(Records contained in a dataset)
## START
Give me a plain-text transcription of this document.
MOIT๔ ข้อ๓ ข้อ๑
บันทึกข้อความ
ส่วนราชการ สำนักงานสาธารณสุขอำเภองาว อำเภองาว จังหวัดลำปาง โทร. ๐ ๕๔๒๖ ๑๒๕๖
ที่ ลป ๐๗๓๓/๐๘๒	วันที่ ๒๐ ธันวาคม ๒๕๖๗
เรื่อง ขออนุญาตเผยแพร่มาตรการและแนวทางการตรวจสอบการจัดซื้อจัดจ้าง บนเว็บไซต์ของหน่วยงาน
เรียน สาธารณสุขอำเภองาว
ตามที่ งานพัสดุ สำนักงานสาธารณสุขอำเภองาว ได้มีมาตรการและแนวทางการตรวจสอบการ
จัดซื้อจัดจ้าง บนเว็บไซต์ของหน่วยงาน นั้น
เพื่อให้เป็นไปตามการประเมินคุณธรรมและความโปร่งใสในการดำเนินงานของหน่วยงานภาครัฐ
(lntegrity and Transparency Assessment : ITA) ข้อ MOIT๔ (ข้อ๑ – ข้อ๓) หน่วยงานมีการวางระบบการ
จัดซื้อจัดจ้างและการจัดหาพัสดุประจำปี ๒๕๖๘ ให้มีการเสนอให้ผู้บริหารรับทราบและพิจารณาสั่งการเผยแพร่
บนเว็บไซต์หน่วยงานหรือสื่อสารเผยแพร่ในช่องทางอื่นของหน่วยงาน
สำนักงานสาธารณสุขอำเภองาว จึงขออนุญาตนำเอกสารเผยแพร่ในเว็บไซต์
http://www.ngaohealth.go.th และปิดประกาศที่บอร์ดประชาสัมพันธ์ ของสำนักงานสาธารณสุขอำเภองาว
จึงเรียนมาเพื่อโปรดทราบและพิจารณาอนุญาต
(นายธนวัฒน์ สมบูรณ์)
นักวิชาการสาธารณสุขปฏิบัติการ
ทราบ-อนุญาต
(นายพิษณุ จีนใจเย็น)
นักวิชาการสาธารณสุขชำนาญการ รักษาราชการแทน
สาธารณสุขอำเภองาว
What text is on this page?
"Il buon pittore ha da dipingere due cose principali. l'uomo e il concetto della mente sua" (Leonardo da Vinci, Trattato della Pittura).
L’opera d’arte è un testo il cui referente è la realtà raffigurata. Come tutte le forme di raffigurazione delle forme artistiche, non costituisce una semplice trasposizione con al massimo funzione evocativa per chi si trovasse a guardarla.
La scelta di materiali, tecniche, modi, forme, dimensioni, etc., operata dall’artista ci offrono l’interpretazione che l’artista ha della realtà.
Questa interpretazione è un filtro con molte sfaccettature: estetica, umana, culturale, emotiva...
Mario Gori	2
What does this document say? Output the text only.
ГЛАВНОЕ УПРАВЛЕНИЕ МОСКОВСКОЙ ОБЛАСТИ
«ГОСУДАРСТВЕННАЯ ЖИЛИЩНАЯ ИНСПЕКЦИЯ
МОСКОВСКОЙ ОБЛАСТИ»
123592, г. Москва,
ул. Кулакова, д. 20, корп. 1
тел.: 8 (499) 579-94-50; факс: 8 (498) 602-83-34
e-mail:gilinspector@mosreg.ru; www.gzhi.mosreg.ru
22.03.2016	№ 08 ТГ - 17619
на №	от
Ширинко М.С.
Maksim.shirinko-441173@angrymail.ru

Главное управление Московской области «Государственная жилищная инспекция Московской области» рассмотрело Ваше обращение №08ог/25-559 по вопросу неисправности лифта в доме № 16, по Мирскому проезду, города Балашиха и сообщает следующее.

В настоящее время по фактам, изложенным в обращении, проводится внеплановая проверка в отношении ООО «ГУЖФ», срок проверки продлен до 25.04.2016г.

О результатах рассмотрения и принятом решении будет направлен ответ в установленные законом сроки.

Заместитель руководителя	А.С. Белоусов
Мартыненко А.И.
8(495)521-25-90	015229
## END
__Written instruction__: Repeat the material above exactly.

__Answer__:
Give me a plain-text transcription of this document.
MOIT๔ ข้อ๓ ข้อ๑
บันทึกข้อความ
ส่วนราชการ สำนักงานสาธารณสุขอำเภองาว อำเภองาว จังหวัดลำปาง โทร. ๐ ๕๔๒๖ ๑๒๕๖
ที่ ลป ๐๗๓๓/๐๘๒	วันที่ ๒๐ ธันวาคม ๒๕๖๗
เรื่อง ขออนุญาตเผยแพร่มาตรการและแนวทางการตรวจสอบการจัดซื้อจัดจ้าง บนเว็บไซต์ของหน่วยงาน
เรียน สาธารณสุขอำเภองาว
ตามที่ งานพัสดุ สำนักงานสาธารณสุขอำเภองาว ได้มีมาตรการและแนวทางการตรวจสอบการ
จัดซื้อจัดจ้าง บนเว็บไซต์ของหน่วยงาน นั้น
เพื่อให้เป็นไปตามการประเมินคุณธรรมและความโปร่งใสในการดำเนินงานของหน่วยงานภาครัฐ
(lntegrity and Transparency Assessment : ITA) ข้อ MOIT๔ (ข้อ๑ – ข้อ๓) หน่วยงานมีการวางระบบการ
จัดซื้อจัดจ้างและการจัดหาพัสดุประจำปี ๒๕๖๘ ให้มีการเสนอให้ผู้บริหารรับทราบและพิจารณาสั่งการเผยแพร่
บนเว็บไซต์หน่วยงานหรือสื่อสารเผยแพร่ในช่องทางอื่นของหน่วยงาน
สำนักงานสาธารณสุขอำเภองาว จึงขออนุญาตนำเอกสารเผยแพร่ในเว็บไซต์
http://www.ngaohealth.go.th และปิดประกาศที่บอร์ดประชาสัมพันธ์ ของสำนักงานสาธารณสุขอำเภองาว
จึงเรียนมาเพื่อโปรดทราบและพิจารณาอนุญาต
(นายธนวัฒน์ สมบูรณ์)
นักวิชาการสาธารณสุขปฏิบัติการ
ทราบ-อนุญาต
(นายพิษณุ จีนใจเย็น)
นักวิชาการสาธารณสุขชำนาญการ รักษาราชการแทน
สาธารณสุขอำเภองาว
What text is on this page?
"Il buon pittore ha da dipingere due cose principali. l'uomo e il concetto della mente sua" (Leonardo da Vinci, Trattato della Pittura).
L’opera d’arte è un testo il cui referente è la realtà raffigurata. Come tutte le forme di raffigurazione delle forme artistiche, non costituisce una semplice trasposizione con al massimo funzione evocativa per chi si trovasse a guardarla.
La scelta di materiali, tecniche, modi, forme, dimensioni, etc., operata dall’artista ci offrono l’interpretazione che l’artista ha della realtà.
Questa interpretazione è un filtro con molte sfaccettature: estetica, umana, culturale, emotiva...
Mario Gori	2
What does this document say? Output the text only.
ГЛАВНОЕ УПРАВЛЕНИЕ МОСКОВСКОЙ ОБЛАСТИ
«ГОСУДАРСТВЕННАЯ ЖИЛИЩНАЯ ИНСПЕКЦИЯ
МОСКОВСКОЙ ОБЛАСТИ»
123592, г. Москва,
ул. Кулакова, д. 20, корп. 1
тел.: 8 (499) 579-94-50; факс: 8 (498) 602-83-34
e-mail:gilinspector@mosreg.ru; www.gzhi.mosreg.ru
22.03.2016	№ 08 ТГ - 17619
на №	от
Ширинко М.С.
Maksim.shirinko-441173@angrymail.ru

Главное управление Московской области «Государственная жилищная инспекция Московской области» рассмотрело Ваше обращение №08ог/25-559 по вопросу неисправности лифта в доме № 16, по Мирскому проезду, города Балашиха и сообщает следующее.

В настоящее время по фактам, изложенным в обращении, проводится внеплановая проверка в отношении ООО «ГУЖФ», срок проверки продлен до 25.04.2016г.

О результатах рассмотрения и принятом решении будет направлен ответ в установленные законом сроки.

Заместитель руководителя	А.С. Белоусов
Мартыненко А.И.
8(495)521-25-90	015229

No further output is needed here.